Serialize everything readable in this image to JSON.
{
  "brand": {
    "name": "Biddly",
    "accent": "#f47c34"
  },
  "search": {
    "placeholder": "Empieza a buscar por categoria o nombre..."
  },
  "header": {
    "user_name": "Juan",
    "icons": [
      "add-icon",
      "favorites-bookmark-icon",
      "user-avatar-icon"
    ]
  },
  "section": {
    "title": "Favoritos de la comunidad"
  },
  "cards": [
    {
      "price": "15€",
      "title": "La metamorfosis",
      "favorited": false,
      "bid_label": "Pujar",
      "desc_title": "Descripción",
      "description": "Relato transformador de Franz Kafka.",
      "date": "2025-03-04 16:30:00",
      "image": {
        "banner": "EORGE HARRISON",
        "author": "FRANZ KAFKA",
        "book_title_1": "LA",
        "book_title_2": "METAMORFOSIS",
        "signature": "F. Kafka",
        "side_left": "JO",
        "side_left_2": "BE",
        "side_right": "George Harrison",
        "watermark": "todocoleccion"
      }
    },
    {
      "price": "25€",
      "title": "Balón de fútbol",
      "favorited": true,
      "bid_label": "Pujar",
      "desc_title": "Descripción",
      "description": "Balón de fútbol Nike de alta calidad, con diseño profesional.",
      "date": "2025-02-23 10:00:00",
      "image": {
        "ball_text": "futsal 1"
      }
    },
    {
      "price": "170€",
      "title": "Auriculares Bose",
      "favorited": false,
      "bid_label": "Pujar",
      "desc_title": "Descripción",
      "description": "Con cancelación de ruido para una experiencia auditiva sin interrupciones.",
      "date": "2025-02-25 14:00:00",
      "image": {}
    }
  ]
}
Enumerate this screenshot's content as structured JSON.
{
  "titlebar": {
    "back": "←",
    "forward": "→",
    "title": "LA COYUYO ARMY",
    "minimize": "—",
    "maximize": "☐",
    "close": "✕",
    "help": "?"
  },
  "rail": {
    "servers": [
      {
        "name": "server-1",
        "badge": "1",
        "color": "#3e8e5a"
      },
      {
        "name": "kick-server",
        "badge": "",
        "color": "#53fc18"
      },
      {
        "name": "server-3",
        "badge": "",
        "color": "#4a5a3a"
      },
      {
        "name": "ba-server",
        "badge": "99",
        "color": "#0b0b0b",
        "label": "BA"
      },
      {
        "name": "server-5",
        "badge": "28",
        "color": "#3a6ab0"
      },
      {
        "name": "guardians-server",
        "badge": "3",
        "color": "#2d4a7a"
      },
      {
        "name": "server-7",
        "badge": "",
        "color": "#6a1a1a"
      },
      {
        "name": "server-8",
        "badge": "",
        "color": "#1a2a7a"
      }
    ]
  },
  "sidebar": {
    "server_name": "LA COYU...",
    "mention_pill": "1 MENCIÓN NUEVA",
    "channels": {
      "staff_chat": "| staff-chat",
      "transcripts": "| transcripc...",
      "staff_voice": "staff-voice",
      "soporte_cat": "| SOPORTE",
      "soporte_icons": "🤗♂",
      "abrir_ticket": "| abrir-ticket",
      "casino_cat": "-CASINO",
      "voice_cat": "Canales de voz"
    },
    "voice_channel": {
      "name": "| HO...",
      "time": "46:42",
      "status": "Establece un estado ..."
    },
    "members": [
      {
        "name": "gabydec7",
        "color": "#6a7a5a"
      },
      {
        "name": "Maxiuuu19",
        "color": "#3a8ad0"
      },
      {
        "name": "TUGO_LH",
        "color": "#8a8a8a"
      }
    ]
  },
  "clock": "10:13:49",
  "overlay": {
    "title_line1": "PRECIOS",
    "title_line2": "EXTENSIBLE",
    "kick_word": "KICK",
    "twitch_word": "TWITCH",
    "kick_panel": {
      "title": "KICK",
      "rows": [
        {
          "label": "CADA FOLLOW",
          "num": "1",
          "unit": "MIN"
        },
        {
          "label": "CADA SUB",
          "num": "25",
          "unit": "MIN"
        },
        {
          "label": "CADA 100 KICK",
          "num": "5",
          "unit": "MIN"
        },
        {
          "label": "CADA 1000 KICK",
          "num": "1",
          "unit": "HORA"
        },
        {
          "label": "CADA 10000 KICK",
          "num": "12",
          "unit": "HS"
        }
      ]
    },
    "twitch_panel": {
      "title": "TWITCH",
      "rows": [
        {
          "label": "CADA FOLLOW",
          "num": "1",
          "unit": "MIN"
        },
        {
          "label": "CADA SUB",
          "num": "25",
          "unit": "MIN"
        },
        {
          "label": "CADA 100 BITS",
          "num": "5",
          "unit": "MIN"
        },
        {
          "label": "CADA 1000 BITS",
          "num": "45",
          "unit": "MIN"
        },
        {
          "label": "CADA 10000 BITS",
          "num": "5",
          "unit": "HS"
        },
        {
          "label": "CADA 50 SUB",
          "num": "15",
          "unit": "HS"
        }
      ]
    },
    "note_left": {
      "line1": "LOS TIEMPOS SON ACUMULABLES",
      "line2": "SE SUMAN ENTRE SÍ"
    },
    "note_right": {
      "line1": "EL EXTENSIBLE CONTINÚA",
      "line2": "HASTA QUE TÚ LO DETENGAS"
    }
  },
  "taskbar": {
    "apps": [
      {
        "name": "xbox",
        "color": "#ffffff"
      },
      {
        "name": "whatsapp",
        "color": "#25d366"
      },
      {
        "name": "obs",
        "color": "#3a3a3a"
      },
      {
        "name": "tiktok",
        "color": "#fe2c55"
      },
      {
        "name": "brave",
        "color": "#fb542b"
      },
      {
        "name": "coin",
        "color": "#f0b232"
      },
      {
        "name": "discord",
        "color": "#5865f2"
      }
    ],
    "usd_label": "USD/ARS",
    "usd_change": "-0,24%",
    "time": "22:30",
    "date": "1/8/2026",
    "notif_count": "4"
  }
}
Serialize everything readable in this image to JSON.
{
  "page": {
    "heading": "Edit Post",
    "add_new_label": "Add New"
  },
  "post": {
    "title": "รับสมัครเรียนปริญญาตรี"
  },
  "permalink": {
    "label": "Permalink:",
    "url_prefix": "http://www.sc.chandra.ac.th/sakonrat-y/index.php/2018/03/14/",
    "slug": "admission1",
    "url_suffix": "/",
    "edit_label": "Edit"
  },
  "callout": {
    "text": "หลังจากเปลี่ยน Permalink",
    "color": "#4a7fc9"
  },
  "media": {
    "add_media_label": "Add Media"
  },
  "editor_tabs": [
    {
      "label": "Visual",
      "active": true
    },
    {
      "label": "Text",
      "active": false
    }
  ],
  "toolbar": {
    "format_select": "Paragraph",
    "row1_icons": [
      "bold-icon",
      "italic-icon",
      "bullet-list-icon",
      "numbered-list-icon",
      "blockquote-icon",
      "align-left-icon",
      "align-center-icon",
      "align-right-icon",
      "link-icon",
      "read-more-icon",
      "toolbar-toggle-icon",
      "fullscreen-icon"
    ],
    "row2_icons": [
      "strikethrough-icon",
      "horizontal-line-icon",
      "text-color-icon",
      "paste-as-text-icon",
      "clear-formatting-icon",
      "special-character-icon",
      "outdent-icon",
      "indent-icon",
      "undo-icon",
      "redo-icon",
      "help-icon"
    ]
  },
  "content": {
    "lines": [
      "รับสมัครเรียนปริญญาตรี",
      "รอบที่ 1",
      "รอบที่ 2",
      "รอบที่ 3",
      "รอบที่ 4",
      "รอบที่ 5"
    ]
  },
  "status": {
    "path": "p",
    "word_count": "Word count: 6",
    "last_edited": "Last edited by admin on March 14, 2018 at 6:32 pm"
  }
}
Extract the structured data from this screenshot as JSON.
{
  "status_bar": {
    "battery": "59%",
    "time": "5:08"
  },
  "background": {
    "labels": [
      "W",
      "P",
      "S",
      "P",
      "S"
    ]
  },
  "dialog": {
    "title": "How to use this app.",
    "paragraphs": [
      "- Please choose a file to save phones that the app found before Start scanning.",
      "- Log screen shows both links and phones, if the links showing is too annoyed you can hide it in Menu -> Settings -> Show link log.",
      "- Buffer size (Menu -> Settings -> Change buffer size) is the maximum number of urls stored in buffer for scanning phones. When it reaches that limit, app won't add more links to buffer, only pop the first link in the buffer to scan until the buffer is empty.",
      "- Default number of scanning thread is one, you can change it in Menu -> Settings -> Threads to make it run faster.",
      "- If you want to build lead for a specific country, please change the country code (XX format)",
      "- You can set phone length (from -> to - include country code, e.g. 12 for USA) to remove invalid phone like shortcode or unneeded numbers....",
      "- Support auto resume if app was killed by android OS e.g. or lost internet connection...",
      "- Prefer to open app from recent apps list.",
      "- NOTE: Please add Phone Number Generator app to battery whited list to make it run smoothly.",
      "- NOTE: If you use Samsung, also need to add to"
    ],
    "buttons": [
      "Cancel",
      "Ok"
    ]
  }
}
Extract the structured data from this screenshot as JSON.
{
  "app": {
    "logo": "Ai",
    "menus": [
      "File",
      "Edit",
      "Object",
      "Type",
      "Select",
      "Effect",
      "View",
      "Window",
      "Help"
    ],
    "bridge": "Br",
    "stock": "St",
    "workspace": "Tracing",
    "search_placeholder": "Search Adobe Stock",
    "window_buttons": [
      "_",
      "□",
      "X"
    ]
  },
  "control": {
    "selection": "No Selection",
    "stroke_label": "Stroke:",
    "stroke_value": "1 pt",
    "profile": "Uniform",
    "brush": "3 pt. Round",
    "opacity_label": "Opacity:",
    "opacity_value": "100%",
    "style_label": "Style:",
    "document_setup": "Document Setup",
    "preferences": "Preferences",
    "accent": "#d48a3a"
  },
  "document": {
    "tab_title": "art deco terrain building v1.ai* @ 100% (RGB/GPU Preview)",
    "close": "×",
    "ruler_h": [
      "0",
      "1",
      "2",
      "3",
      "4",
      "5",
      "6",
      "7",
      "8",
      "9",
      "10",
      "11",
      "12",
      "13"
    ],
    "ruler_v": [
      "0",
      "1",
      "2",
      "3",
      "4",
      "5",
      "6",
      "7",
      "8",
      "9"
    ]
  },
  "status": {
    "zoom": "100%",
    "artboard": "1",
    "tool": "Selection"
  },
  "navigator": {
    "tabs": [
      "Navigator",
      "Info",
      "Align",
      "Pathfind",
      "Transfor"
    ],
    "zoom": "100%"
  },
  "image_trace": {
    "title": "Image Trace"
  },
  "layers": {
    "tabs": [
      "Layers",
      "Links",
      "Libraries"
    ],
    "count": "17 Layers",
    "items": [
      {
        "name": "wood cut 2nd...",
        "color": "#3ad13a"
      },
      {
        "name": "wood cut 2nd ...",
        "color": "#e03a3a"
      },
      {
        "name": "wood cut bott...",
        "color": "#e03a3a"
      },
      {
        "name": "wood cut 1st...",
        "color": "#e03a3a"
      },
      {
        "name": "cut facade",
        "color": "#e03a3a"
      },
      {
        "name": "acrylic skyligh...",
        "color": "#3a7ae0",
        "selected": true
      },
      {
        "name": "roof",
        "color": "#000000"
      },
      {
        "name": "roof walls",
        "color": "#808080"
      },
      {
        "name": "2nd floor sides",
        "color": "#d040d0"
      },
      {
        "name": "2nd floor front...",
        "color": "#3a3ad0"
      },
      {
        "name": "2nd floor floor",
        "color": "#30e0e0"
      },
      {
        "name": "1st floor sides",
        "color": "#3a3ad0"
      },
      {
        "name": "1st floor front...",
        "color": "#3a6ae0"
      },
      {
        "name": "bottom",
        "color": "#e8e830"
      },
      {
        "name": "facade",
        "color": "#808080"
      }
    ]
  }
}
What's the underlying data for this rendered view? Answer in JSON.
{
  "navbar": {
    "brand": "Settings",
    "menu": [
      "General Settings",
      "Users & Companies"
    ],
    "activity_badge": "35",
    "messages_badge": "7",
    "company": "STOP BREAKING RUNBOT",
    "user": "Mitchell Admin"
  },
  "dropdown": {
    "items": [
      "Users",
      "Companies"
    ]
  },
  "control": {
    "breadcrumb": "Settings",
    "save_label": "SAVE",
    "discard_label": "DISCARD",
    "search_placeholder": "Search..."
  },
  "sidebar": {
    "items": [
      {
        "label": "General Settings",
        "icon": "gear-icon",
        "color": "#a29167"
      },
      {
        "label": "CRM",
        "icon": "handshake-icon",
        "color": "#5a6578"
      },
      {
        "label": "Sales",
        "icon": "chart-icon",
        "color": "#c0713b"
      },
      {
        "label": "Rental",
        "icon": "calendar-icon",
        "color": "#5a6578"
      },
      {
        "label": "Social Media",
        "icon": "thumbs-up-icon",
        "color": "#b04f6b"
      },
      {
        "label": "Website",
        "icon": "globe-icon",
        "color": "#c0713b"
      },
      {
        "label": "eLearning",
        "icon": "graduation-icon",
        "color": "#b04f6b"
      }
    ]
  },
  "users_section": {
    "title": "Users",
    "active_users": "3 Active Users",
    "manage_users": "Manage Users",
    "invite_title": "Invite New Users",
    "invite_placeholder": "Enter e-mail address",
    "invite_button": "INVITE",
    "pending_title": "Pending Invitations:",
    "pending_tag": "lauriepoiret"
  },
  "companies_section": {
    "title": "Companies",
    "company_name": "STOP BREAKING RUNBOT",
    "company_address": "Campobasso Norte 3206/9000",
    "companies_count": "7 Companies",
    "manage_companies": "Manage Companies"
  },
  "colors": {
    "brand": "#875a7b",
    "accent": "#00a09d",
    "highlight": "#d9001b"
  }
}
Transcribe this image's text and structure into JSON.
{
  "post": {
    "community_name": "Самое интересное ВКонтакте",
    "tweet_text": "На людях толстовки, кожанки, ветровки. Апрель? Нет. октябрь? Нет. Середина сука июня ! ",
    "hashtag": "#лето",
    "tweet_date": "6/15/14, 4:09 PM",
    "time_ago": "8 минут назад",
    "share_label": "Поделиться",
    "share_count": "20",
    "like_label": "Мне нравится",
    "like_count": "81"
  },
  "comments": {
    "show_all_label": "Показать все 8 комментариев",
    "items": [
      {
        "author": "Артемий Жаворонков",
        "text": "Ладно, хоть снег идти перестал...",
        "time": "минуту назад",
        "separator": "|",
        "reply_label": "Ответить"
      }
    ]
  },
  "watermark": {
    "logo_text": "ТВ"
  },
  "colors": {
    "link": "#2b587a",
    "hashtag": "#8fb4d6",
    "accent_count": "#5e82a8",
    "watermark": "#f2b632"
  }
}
__________________________________________________
• Work to do:
Search the entries for the string "ยนปร" and collect each line that has it.

• Answer to this problem:
    "title": "รับสมัครเรียนปริญญาตรี"
      "รับสมัครเรียนปริญญาตรี",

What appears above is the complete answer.